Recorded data
++++++

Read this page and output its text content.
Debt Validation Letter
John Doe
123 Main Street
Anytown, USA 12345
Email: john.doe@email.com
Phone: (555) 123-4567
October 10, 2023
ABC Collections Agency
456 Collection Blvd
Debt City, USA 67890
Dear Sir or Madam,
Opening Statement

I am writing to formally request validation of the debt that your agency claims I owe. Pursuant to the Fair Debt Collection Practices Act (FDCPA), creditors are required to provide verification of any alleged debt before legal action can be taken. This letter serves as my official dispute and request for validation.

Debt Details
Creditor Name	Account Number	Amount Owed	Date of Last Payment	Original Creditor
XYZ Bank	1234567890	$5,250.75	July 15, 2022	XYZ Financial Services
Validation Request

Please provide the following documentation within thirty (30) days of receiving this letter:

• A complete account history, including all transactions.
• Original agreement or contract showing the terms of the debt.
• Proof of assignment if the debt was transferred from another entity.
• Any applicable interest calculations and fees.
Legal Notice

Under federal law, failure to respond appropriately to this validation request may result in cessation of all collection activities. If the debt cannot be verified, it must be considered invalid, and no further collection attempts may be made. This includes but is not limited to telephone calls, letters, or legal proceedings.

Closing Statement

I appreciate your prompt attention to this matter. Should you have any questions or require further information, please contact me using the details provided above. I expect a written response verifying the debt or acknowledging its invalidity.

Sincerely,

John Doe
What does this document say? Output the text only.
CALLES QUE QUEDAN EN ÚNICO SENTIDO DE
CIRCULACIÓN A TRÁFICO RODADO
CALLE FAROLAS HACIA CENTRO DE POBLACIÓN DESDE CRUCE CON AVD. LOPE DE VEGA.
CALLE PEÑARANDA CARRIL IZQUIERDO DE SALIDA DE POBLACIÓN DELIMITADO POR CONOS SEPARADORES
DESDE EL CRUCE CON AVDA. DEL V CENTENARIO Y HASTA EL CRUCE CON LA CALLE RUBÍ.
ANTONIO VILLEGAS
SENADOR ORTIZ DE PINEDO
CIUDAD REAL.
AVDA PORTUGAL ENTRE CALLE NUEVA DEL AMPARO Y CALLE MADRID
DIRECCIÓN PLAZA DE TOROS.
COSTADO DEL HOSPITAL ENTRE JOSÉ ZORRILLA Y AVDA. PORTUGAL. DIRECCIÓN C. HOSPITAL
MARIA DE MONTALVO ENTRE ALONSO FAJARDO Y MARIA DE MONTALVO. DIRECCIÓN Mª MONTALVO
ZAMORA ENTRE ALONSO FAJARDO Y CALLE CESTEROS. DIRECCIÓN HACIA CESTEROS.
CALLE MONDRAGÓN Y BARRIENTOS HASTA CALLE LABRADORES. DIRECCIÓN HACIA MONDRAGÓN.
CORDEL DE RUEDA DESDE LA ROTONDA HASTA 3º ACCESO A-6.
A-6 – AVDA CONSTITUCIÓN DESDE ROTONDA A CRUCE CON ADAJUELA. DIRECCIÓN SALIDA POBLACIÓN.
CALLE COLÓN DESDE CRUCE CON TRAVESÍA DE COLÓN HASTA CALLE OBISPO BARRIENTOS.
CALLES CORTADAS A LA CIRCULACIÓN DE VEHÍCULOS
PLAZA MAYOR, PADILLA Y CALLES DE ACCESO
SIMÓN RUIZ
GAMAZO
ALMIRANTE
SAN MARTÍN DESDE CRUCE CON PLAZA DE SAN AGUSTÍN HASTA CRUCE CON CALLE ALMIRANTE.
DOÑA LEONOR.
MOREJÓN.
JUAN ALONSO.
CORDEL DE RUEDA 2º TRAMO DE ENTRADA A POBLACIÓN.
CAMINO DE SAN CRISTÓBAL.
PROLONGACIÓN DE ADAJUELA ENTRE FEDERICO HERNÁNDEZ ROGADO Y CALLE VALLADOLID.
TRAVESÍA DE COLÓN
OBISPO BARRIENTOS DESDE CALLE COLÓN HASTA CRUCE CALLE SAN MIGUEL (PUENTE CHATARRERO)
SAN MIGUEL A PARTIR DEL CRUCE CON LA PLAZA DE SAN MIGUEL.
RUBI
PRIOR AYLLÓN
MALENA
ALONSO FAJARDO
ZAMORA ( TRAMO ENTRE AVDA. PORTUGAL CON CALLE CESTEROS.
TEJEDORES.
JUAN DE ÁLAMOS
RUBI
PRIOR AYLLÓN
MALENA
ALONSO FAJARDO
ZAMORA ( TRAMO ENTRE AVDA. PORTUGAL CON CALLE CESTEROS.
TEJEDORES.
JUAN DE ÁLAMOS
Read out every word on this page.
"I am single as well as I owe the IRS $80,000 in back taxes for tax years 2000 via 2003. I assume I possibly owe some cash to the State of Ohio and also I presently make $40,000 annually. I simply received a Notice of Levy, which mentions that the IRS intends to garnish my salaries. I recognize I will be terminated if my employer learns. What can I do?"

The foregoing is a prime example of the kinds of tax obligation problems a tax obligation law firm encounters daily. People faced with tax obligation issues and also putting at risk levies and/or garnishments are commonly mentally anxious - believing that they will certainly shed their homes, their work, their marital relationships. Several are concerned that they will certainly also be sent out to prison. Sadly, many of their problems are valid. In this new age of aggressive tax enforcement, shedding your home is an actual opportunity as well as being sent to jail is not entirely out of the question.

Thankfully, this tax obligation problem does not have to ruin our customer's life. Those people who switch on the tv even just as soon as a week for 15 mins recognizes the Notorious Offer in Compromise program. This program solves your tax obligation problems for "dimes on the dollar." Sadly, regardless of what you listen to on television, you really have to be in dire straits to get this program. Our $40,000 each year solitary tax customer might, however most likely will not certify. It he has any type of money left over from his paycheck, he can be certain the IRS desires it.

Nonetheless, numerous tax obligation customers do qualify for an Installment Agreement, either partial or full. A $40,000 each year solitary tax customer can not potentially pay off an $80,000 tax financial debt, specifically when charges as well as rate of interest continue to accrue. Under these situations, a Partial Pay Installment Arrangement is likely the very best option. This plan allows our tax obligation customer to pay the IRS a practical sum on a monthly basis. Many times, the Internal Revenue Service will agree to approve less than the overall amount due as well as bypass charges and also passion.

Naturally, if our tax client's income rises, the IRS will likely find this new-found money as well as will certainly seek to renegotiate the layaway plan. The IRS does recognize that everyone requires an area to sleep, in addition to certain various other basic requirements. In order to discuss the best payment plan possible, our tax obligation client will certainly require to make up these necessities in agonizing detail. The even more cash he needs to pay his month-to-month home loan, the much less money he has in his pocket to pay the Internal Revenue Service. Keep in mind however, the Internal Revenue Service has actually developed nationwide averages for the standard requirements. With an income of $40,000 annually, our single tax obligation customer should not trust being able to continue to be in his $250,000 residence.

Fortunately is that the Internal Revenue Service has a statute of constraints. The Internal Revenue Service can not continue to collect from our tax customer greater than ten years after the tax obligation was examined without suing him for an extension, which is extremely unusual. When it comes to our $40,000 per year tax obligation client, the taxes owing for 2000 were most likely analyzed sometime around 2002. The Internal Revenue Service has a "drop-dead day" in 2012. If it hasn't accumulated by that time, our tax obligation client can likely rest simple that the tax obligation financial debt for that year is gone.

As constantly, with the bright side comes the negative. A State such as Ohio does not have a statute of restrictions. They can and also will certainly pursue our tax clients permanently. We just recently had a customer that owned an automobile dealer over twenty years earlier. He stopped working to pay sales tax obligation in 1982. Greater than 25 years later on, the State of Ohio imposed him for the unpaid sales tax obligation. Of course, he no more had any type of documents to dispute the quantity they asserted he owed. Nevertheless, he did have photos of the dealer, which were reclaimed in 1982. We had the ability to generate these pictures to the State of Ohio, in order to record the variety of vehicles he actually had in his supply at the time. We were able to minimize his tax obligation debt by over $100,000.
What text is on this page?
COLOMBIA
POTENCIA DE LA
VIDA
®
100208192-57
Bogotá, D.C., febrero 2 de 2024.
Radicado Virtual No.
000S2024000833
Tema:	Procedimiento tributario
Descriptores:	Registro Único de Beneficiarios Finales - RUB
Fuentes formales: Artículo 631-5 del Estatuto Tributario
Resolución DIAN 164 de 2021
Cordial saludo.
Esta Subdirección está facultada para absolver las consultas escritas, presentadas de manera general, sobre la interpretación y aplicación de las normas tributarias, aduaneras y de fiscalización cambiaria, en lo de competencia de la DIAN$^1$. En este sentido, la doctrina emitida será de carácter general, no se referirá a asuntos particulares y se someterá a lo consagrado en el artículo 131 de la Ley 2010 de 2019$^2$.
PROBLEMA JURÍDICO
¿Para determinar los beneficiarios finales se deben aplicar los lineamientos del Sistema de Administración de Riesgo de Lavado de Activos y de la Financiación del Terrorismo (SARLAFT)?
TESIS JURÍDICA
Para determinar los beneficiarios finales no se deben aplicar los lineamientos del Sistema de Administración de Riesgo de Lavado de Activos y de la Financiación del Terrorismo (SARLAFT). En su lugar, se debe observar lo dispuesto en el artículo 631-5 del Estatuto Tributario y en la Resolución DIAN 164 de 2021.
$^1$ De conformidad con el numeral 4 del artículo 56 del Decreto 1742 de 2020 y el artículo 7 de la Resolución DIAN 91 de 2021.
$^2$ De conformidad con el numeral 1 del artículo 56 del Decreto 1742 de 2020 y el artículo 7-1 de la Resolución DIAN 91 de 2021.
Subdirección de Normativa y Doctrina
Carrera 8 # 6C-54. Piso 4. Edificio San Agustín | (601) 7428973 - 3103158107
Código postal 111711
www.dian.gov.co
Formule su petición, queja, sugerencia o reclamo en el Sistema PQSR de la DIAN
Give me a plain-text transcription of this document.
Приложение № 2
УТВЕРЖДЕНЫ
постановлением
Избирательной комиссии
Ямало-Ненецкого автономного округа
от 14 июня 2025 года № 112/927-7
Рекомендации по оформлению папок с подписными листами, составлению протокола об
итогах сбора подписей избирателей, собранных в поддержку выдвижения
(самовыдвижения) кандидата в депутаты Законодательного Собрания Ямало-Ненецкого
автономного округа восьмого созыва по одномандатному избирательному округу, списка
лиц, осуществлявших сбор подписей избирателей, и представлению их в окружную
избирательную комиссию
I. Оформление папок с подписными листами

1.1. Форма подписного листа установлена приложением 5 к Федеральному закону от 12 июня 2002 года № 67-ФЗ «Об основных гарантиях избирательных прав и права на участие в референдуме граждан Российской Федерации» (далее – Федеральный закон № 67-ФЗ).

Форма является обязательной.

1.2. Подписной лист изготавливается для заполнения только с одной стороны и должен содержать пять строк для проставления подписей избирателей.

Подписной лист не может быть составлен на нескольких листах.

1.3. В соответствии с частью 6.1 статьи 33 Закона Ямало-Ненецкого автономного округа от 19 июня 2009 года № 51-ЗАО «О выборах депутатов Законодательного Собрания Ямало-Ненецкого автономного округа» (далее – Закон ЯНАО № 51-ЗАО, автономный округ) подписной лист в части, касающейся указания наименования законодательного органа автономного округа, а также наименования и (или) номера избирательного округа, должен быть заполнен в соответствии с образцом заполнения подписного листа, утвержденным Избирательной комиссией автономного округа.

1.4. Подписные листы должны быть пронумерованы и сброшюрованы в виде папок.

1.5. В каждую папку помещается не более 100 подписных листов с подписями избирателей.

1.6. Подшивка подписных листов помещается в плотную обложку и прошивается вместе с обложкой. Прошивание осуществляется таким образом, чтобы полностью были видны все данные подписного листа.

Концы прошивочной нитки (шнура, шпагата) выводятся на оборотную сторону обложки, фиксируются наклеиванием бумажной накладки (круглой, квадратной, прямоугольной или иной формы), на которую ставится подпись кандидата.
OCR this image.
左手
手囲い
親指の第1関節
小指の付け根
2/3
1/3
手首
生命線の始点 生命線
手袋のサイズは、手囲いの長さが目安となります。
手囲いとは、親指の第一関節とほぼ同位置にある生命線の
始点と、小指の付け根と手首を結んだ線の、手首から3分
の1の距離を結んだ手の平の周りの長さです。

++++++

• **What you will do**:
Pull out and copy each line containing the string "ENTRE".

• **Expected answer**:
AVDA PORTUGAL ENTRE CALLE NUEVA DEL AMPARO Y CALLE MADRID
COSTADO DEL HOSPITAL ENTRE JOSÉ ZORRILLA Y AVDA. PORTUGAL. DIRECCIÓN C. HOSPITAL
MARIA DE MONTALVO ENTRE ALONSO FAJARDO Y MARIA DE MONTALVO. DIRECCIÓN Mª MONTALVO
ZAMORA ENTRE ALONSO FAJARDO Y CALLE CESTEROS. DIRECCIÓN HACIA CESTEROS.
PROLONGACIÓN DE ADAJUELA ENTRE FEDERICO HERNÁNDEZ ROGADO Y CALLE VALLADOLID.
ZAMORA ( TRAMO ENTRE AVDA. PORTUGAL CON CALLE CESTEROS.
ZAMORA ( TRAMO ENTRE AVDA. PORTUGAL CON CALLE CESTEROS.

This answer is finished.